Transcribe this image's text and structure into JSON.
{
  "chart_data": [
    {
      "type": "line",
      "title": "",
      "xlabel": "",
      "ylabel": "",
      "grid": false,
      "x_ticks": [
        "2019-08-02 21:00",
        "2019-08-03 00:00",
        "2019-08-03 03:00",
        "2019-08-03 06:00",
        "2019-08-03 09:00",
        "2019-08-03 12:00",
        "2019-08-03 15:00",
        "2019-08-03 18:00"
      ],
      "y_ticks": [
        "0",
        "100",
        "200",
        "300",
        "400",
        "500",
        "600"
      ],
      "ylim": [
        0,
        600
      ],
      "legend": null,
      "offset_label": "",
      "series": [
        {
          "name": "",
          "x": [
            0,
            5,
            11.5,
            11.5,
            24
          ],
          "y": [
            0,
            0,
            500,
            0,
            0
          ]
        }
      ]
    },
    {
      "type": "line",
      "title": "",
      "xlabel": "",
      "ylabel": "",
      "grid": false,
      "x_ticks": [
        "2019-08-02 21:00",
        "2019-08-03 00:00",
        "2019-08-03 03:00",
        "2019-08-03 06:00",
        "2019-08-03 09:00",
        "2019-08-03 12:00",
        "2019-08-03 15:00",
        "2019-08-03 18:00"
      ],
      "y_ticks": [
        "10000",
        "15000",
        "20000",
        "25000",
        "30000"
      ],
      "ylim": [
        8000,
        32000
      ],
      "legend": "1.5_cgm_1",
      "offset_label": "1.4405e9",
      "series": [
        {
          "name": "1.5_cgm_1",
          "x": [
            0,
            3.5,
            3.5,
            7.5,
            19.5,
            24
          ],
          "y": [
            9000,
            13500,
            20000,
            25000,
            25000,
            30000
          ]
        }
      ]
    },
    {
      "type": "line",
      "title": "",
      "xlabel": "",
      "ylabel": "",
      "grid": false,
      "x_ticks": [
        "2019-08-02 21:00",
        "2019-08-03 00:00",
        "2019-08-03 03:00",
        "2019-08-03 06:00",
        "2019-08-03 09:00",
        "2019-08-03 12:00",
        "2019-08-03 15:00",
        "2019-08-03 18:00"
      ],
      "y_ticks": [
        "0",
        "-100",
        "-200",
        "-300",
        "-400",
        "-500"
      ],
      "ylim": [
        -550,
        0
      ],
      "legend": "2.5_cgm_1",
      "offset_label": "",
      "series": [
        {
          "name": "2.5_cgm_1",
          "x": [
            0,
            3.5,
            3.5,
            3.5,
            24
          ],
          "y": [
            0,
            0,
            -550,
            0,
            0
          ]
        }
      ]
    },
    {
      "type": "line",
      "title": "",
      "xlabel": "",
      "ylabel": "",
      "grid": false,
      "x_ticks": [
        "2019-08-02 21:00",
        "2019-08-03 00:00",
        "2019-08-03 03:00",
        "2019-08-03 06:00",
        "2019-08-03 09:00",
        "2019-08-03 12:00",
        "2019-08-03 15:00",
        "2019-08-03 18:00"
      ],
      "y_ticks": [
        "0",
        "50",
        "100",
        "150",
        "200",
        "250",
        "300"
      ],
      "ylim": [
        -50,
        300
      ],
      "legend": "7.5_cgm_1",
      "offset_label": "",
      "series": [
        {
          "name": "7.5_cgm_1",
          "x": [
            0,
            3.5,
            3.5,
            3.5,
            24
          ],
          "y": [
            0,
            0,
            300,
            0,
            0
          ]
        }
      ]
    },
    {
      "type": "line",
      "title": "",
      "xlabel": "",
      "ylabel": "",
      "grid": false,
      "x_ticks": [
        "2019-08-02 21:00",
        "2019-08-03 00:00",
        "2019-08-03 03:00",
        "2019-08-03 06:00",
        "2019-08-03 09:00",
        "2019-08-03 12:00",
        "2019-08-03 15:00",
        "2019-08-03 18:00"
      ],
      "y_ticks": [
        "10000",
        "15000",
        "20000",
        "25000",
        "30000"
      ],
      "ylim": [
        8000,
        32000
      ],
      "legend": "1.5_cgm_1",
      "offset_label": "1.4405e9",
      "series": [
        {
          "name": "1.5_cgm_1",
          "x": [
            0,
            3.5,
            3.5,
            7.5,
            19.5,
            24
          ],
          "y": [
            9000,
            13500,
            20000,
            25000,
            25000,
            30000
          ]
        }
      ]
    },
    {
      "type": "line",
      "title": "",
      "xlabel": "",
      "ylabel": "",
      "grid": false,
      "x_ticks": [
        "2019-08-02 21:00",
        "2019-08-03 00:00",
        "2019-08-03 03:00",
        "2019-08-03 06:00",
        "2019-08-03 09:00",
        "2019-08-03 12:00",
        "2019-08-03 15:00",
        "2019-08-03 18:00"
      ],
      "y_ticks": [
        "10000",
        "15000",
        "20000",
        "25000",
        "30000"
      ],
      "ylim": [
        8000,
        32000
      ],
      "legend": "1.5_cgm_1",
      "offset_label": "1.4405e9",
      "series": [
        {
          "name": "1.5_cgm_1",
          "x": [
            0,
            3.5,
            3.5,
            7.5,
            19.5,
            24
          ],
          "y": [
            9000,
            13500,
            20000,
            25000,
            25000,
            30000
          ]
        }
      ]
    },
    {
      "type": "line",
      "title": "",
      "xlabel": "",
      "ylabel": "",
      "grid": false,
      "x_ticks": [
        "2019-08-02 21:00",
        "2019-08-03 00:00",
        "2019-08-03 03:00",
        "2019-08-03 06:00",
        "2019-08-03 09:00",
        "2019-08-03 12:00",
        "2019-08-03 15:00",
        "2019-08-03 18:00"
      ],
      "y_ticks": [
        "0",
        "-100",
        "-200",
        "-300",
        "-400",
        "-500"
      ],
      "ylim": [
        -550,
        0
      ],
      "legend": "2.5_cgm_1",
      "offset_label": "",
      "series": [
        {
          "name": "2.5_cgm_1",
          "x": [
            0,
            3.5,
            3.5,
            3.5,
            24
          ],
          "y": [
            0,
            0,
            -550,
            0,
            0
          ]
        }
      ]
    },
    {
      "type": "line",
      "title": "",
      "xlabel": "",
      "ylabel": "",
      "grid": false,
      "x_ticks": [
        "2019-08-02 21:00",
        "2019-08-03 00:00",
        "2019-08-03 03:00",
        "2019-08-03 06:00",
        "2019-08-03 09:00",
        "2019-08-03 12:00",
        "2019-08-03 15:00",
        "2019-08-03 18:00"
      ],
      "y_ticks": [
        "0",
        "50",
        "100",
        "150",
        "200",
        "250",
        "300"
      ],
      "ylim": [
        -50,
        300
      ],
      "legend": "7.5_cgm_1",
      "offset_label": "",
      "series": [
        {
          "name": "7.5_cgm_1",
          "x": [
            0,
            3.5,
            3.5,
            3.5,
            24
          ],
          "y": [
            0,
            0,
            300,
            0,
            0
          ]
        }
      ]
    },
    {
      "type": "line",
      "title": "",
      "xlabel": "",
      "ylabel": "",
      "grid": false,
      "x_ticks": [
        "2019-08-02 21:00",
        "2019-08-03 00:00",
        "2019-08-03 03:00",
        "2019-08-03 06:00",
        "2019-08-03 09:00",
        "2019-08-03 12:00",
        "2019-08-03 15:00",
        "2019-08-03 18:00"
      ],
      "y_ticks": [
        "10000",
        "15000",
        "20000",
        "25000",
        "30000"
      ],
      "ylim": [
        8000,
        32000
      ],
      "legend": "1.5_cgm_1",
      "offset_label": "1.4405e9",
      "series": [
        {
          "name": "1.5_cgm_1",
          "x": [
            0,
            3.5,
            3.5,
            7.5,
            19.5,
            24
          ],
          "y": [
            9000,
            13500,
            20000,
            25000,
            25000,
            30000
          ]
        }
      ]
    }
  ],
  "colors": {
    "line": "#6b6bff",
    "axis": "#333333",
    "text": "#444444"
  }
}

##############################

Written request: Write out the listing once more, matching it exactly.

Task response:
Transcribe this image's text and structure into JSON.
{
  "chart_data": [
    {
      "type": "line",
      "title": "",
      "xlabel": "",
      "ylabel": "",
      "grid": false,
      "x_ticks": [
        "2019-08-02 21:00",
        "2019-08-03 00:00",
        "2019-08-03 03:00",
        "2019-08-03 06:00",
        "2019-08-03 09:00",
        "2019-08-03 12:00",
        "2019-08-03 15:00",
        "2019-08-03 18:00"
      ],
      "y_ticks": [
        "0",
        "100",
        "200",
        "300",
        "400",
        "500",
        "600"
      ],
      "ylim": [
        0,
        600
      ],
      "legend": null,
      "offset_label": "",
      "series": [
        {
          "name": "",
          "x": [
            0,
            5,
            11.5,
            11.5,
            24
          ],
          "y": [
            0,
            0,
            500,
            0,
            0
          ]
        }
      ]
    },
    {
      "type": "line",
      "title": "",
      "xlabel": "",
      "ylabel": "",
      "grid": false,
      "x_ticks": [
        "2019-08-02 21:00",
        "2019-08-03 00:00",
        "2019-08-03 03:00",
        "2019-08-03 06:00",
        "2019-08-03 09:00",
        "2019-08-03 12:00",
        "2019-08-03 15:00",
        "2019-08-03 18:00"
      ],
      "y_ticks": [
        "10000",
        "15000",
        "20000",
        "25000",
        "30000"
      ],
      "ylim": [
        8000,
        32000
      ],
      "legend": "1.5_cgm_1",
      "offset_label": "1.4405e9",
      "series": [
        {
          "name": "1.5_cgm_1",
          "x": [
            0,
            3.5,
            3.5,
            7.5,
            19.5,
            24
          ],
          "y": [
            9000,
            13500,
            20000,
            25000,
            25000,
            30000
          ]
        }
      ]
    },
    {
      "type": "line",
      "title": "",
      "xlabel": "",
      "ylabel": "",
      "grid": false,
      "x_ticks": [
        "2019-08-02 21:00",
        "2019-08-03 00:00",
        "2019-08-03 03:00",
        "2019-08-03 06:00",
        "2019-08-03 09:00",
        "2019-08-03 12:00",
        "2019-08-03 15:00",
        "2019-08-03 18:00"
      ],
      "y_ticks": [
        "0",
        "-100",
        "-200",
        "-300",
        "-400",
        "-500"
      ],
      "ylim": [
        -550,
        0
      ],
      "legend": "2.5_cgm_1",
      "offset_label": "",
      "series": [
        {
          "name": "2.5_cgm_1",
          "x": [
            0,
            3.5,
            3.5,
            3.5,
            24
          ],
          "y": [
            0,
            0,
            -550,
            0,
            0
          ]
        }
      ]
    },
    {
      "type": "line",
      "title": "",
      "xlabel": "",
      "ylabel": "",
      "grid": false,
      "x_ticks": [
        "2019-08-02 21:00",
        "2019-08-03 00:00",
        "2019-08-03 03:00",
        "2019-08-03 06:00",
        "2019-08-03 09:00",
        "2019-08-03 12:00",
        "2019-08-03 15:00",
        "2019-08-03 18:00"
      ],
      "y_ticks": [
        "0",
        "50",
        "100",
        "150",
        "200",
        "250",
        "300"
      ],
      "ylim": [
        -50,
        300
      ],
      "legend": "7.5_cgm_1",
      "offset_label": "",
      "series": [
        {
          "name": "7.5_cgm_1",
          "x": [
            0,
            3.5,
            3.5,
            3.5,
            24
          ],
          "y": [
            0,
            0,
            300,
            0,
            0
          ]
        }
      ]
    },
    {
      "type": "line",
      "title": "",
      "xlabel": "",
      "ylabel": "",
      "grid": false,
      "x_ticks": [
        "2019-08-02 21:00",
        "2019-08-03 00:00",
        "2019-08-03 03:00",
        "2019-08-03 06:00",
        "2019-08-03 09:00",
        "2019-08-03 12:00",
        "2019-08-03 15:00",
        "2019-08-03 18:00"
      ],
      "y_ticks": [
        "10000",
        "15000",
        "20000",
        "25000",
        "30000"
      ],
      "ylim": [
        8000,
        32000
      ],
      "legend": "1.5_cgm_1",
      "offset_label": "1.4405e9",
      "series": [
        {
          "name": "1.5_cgm_1",
          "x": [
            0,
            3.5,
            3.5,
            7.5,
            19.5,
            24
          ],
          "y": [
            9000,
            13500,
            20000,
            25000,
            25000,
            30000
          ]
        }
      ]
    },
    {
      "type": "line",
      "title": "",
      "xlabel": "",
      "ylabel": "",
      "grid": false,
      "x_ticks": [
        "2019-08-02 21:00",
        "2019-08-03 00:00",
        "2019-08-03 03:00",
        "2019-08-03 06:00",
        "2019-08-03 09:00",
        "2019-08-03 12:00",
        "2019-08-03 15:00",
        "2019-08-03 18:00"
      ],
      "y_ticks": [
        "10000",
        "15000",
        "20000",
        "25000",
        "30000"
      ],
      "ylim": [
        8000,
        32000
      ],
      "legend": "1.5_cgm_1",
      "offset_label": "1.4405e9",
      "series": [
        {
          "name": "1.5_cgm_1",
          "x": [
            0,
            3.5,
            3.5,
            7.5,
            19.5,
            24
          ],
          "y": [
            9000,
            13500,
            20000,
            25000,
            25000,
            30000
          ]
        }
      ]
    },
    {
      "type": "line",
      "title": "",
      "xlabel": "",
      "ylabel": "",
      "grid": false,
      "x_ticks": [
        "2019-08-02 21:00",
        "2019-08-03 00:00",
        "2019-08-03 03:00",
        "2019-08-03 06:00",
        "2019-08-03 09:00",
        "2019-08-03 12:00",
        "2019-08-03 15:00",
        "2019-08-03 18:00"
      ],
      "y_ticks": [
        "0",
        "-100",
        "-200",
        "-300",
        "-400",
        "-500"
      ],
      "ylim": [
        -550,
        0
      ],
      "legend": "2.5_cgm_1",
      "offset_label": "",
      "series": [
        {
          "name": "2.5_cgm_1",
          "x": [
            0,
            3.5,
            3.5,
            3.5,
            24
          ],
          "y": [
            0,
            0,
            -550,
            0,
            0
          ]
        }
      ]
    },
    {
      "type": "line",
      "title": "",
      "xlabel": "",
      "ylabel": "",
      "grid": false,
      "x_ticks": [
        "2019-08-02 21:00",
        "2019-08-03 00:00",
        "2019-08-03 03:00",
        "2019-08-03 06:00",
        "2019-08-03 09:00",
        "2019-08-03 12:00",
        "2019-08-03 15:00",
        "2019-08-03 18:00"
      ],
      "y_ticks": [
        "0",
        "50",
        "100",
        "150",
        "200",
        "250",
        "300"
      ],
      "ylim": [
        -50,
        300
      ],
      "legend": "7.5_cgm_1",
      "offset_label": "",
      "series": [
        {
          "name": "7.5_cgm_1",
          "x": [
            0,
            3.5,
            3.5,
            3.5,
            24
          ],
          "y": [
            0,
            0,
            300,
            0,
            0
          ]
        }
      ]
    },
    {
      "type": "line",
      "title": "",
      "xlabel": "",
      "ylabel": "",
      "grid": false,
      "x_ticks": [
        "2019-08-02 21:00",
        "2019-08-03 00:00",
        "2019-08-03 03:00",
        "2019-08-03 06:00",
        "2019-08-03 09:00",
        "2019-08-03 12:00",
        "2019-08-03 15:00",
        "2019-08-03 18:00"
      ],
      "y_ticks": [
        "10000",
        "15000",
        "20000",
        "25000",
        "30000"
      ],
      "ylim": [
        8000,
        32000
      ],
      "legend": "1.5_cgm_1",
      "offset_label": "1.4405e9",
      "series": [
        {
          "name": "1.5_cgm_1",
          "x": [
            0,
            3.5,
            3.5,
            7.5,
            19.5,
            24
          ],
          "y": [
            9000,
            13500,
            20000,
            25000,
            25000,
            30000
          ]
        }
      ]
    }
  ],
  "colors": {
    "line": "#6b6bff",
    "axis": "#333333",
    "text": "#444444"
  }
}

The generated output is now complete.